▸ **What you should do**
Gather all lines in the records below that include the word "Mock".

(Stored dataset items)
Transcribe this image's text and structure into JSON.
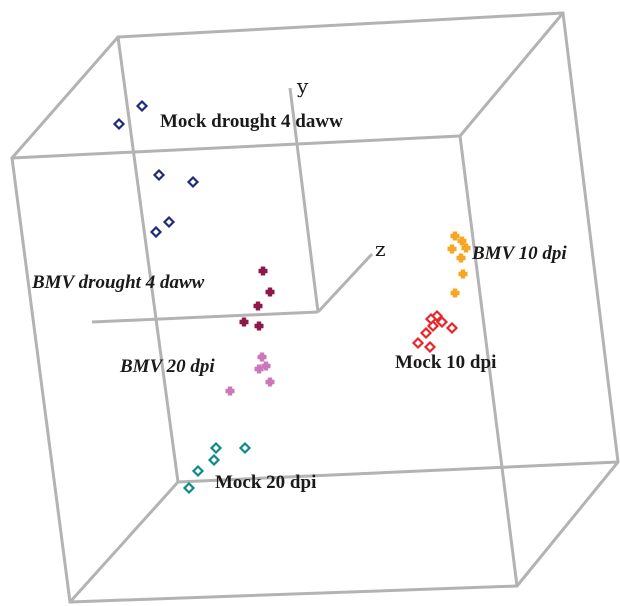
{
  "chart_data": {
    "type": "scatter",
    "title": "",
    "projection": "3d",
    "axes": [
      {
        "name": "y",
        "label": "y"
      },
      {
        "name": "z",
        "label": "z"
      }
    ],
    "grid": false,
    "series": [
      {
        "name": "Mock drought 4 daww",
        "label_style": "bold",
        "marker": "open-diamond",
        "color": "#1f2a7a",
        "points_2d": [
          [
            142,
            106
          ],
          [
            119,
            124
          ],
          [
            159,
            175
          ],
          [
            193,
            182
          ],
          [
            169,
            222
          ],
          [
            156,
            232
          ]
        ]
      },
      {
        "name": "BMV drought 4 daww",
        "label_style": "bold-italic",
        "marker": "filled-cross",
        "color": "#8b1a4b",
        "points_2d": [
          [
            263,
            271
          ],
          [
            270,
            292
          ],
          [
            258,
            306
          ],
          [
            244,
            322
          ],
          [
            259,
            326
          ]
        ]
      },
      {
        "name": "BMV 20 dpi",
        "label_style": "bold-italic",
        "marker": "filled-cross",
        "color": "#cc77bb",
        "points_2d": [
          [
            262,
            357
          ],
          [
            266,
            366
          ],
          [
            259,
            369
          ],
          [
            270,
            382
          ],
          [
            230,
            391
          ]
        ]
      },
      {
        "name": "Mock 20 dpi",
        "label_style": "bold",
        "marker": "open-diamond",
        "color": "#0f8a8a",
        "points_2d": [
          [
            216,
            448
          ],
          [
            245,
            448
          ],
          [
            214,
            460
          ],
          [
            198,
            471
          ],
          [
            189,
            488
          ]
        ]
      },
      {
        "name": "BMV 10 dpi",
        "label_style": "bold-italic",
        "marker": "filled-cross",
        "color": "#f5a623",
        "points_2d": [
          [
            455,
            236
          ],
          [
            462,
            241
          ],
          [
            452,
            249
          ],
          [
            466,
            248
          ],
          [
            461,
            258
          ],
          [
            463,
            274
          ],
          [
            455,
            293
          ]
        ]
      },
      {
        "name": "Mock 10 dpi",
        "label_style": "bold",
        "marker": "open-diamond",
        "color": "#e8262a",
        "points_2d": [
          [
            437,
            316
          ],
          [
            431,
            319
          ],
          [
            442,
            322
          ],
          [
            452,
            328
          ],
          [
            433,
            326
          ],
          [
            426,
            333
          ],
          [
            418,
            343
          ],
          [
            430,
            347
          ]
        ]
      }
    ]
  }
}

▸ **Written solution**
        "name": "Mock drought 4 daww",
        "name": "Mock 20 dpi",
        "name": "Mock 10 dpi",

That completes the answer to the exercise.